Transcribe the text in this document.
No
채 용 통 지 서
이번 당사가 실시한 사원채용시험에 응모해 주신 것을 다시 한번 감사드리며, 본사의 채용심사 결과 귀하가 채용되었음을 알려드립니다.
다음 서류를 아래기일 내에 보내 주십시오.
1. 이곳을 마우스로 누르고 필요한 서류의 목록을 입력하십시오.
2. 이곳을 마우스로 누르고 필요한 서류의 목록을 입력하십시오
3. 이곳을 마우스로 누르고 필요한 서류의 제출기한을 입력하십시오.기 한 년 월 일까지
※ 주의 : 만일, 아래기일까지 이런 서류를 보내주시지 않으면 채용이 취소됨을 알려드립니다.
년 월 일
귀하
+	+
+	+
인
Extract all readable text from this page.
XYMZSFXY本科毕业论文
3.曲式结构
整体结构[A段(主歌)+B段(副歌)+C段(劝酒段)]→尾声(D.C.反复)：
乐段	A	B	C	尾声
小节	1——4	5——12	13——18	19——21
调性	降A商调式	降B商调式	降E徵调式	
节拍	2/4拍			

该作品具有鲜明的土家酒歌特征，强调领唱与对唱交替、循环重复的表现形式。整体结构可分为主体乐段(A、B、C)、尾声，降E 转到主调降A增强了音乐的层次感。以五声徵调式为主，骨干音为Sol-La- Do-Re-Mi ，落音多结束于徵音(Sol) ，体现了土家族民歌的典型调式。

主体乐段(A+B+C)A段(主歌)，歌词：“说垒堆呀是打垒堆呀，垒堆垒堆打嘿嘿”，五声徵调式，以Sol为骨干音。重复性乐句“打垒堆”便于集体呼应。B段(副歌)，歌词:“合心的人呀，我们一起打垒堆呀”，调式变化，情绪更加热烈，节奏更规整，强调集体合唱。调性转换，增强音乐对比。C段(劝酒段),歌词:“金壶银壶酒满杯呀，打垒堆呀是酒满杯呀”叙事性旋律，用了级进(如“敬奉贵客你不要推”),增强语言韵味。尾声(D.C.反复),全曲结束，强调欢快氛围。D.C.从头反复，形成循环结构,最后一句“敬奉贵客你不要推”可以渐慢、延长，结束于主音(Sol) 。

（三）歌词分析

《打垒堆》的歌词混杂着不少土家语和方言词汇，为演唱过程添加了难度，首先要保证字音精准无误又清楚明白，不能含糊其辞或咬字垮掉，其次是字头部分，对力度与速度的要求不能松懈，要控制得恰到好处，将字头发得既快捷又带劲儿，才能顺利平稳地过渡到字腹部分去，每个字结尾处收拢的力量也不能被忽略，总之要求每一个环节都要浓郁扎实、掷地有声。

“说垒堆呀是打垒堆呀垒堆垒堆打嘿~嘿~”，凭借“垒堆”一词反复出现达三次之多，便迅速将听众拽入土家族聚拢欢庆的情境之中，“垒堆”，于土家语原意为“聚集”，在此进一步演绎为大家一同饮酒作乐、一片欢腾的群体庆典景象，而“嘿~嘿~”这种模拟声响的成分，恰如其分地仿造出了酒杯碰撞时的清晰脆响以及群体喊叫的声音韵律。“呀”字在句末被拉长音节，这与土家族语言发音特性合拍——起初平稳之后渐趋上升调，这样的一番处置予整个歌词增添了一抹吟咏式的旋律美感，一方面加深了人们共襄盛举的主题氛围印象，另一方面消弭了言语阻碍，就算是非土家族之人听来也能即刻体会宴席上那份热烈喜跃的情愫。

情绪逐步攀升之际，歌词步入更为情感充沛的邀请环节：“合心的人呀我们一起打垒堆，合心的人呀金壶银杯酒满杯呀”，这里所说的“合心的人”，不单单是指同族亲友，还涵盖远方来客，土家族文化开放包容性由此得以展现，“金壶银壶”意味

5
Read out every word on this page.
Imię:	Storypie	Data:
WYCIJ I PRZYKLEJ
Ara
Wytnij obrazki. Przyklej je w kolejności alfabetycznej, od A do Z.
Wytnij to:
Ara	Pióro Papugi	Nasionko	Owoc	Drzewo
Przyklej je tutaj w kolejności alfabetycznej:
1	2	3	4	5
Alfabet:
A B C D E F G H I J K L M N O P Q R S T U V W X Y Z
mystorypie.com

■ ■ ■ ■ ■ ■ ■

> What you are asked to do:
Repeat every entry word for word.

> Exercise result:
Transcribe the text in this document.
No
채 용 통 지 서
이번 당사가 실시한 사원채용시험에 응모해 주신 것을 다시 한번 감사드리며, 본사의 채용심사 결과 귀하가 채용되었음을 알려드립니다.
다음 서류를 아래기일 내에 보내 주십시오.
1. 이곳을 마우스로 누르고 필요한 서류의 목록을 입력하십시오.
2. 이곳을 마우스로 누르고 필요한 서류의 목록을 입력하십시오
3. 이곳을 마우스로 누르고 필요한 서류의 제출기한을 입력하십시오.기 한 년 월 일까지
※ 주의 : 만일, 아래기일까지 이런 서류를 보내주시지 않으면 채용이 취소됨을 알려드립니다.
년 월 일
귀하
+	+
+	+
인
Extract all readable text from this page.
XYMZSFXY本科毕业论文
3.曲式结构
整体结构[A段(主歌)+B段(副歌)+C段(劝酒段)]→尾声(D.C.反复)：
乐段	A	B	C	尾声
小节	1——4	5——12	13——18	19——21
调性	降A商调式	降B商调式	降E徵调式	
节拍	2/4拍			

该作品具有鲜明的土家酒歌特征，强调领唱与对唱交替、循环重复的表现形式。整体结构可分为主体乐段(A、B、C)、尾声，降E 转到主调降A增强了音乐的层次感。以五声徵调式为主，骨干音为Sol-La- Do-Re-Mi ，落音多结束于徵音(Sol) ，体现了土家族民歌的典型调式。

主体乐段(A+B+C)A段(主歌)，歌词：“说垒堆呀是打垒堆呀，垒堆垒堆打嘿嘿”，五声徵调式，以Sol为骨干音。重复性乐句“打垒堆”便于集体呼应。B段(副歌)，歌词:“合心的人呀，我们一起打垒堆呀”，调式变化，情绪更加热烈，节奏更规整，强调集体合唱。调性转换，增强音乐对比。C段(劝酒段),歌词:“金壶银壶酒满杯呀，打垒堆呀是酒满杯呀”叙事性旋律，用了级进(如“敬奉贵客你不要推”),增强语言韵味。尾声(D.C.反复),全曲结束，强调欢快氛围。D.C.从头反复，形成循环结构,最后一句“敬奉贵客你不要推”可以渐慢、延长，结束于主音(Sol) 。

（三）歌词分析

《打垒堆》的歌词混杂着不少土家语和方言词汇，为演唱过程添加了难度，首先要保证字音精准无误又清楚明白，不能含糊其辞或咬字垮掉，其次是字头部分，对力度与速度的要求不能松懈，要控制得恰到好处，将字头发得既快捷又带劲儿，才能顺利平稳地过渡到字腹部分去，每个字结尾处收拢的力量也不能被忽略，总之要求每一个环节都要浓郁扎实、掷地有声。

“说垒堆呀是打垒堆呀垒堆垒堆打嘿~嘿~”，凭借“垒堆”一词反复出现达三次之多，便迅速将听众拽入土家族聚拢欢庆的情境之中，“垒堆”，于土家语原意为“聚集”，在此进一步演绎为大家一同饮酒作乐、一片欢腾的群体庆典景象，而“嘿~嘿~”这种模拟声响的成分，恰如其分地仿造出了酒杯碰撞时的清晰脆响以及群体喊叫的声音韵律。“呀”字在句末被拉长音节，这与土家族语言发音特性合拍——起初平稳之后渐趋上升调，这样的一番处置予整个歌词增添了一抹吟咏式的旋律美感，一方面加深了人们共襄盛举的主题氛围印象，另一方面消弭了言语阻碍，就算是非土家族之人听来也能即刻体会宴席上那份热烈喜跃的情愫。

情绪逐步攀升之际，歌词步入更为情感充沛的邀请环节：“合心的人呀我们一起打垒堆，合心的人呀金壶银杯酒满杯呀”，这里所说的“合心的人”，不单单是指同族亲友，还涵盖远方来客，土家族文化开放包容性由此得以展现，“金壶银壶”意味

5
Read out every word on this page.
Imię:	Storypie	Data:
WYCIJ I PRZYKLEJ
Ara
Wytnij obrazki. Przyklej je w kolejności alfabetycznej, od A do Z.
Wytnij to:
Ara	Pióro Papugi	Nasionko	Owoc	Drzewo
Przyklej je tutaj w kolejności alfabetycznej:
1	2	3	4	5
Alfabet:
A B C D E F G H I J K L M N O P Q R S T U V W X Y Z
mystorypie.com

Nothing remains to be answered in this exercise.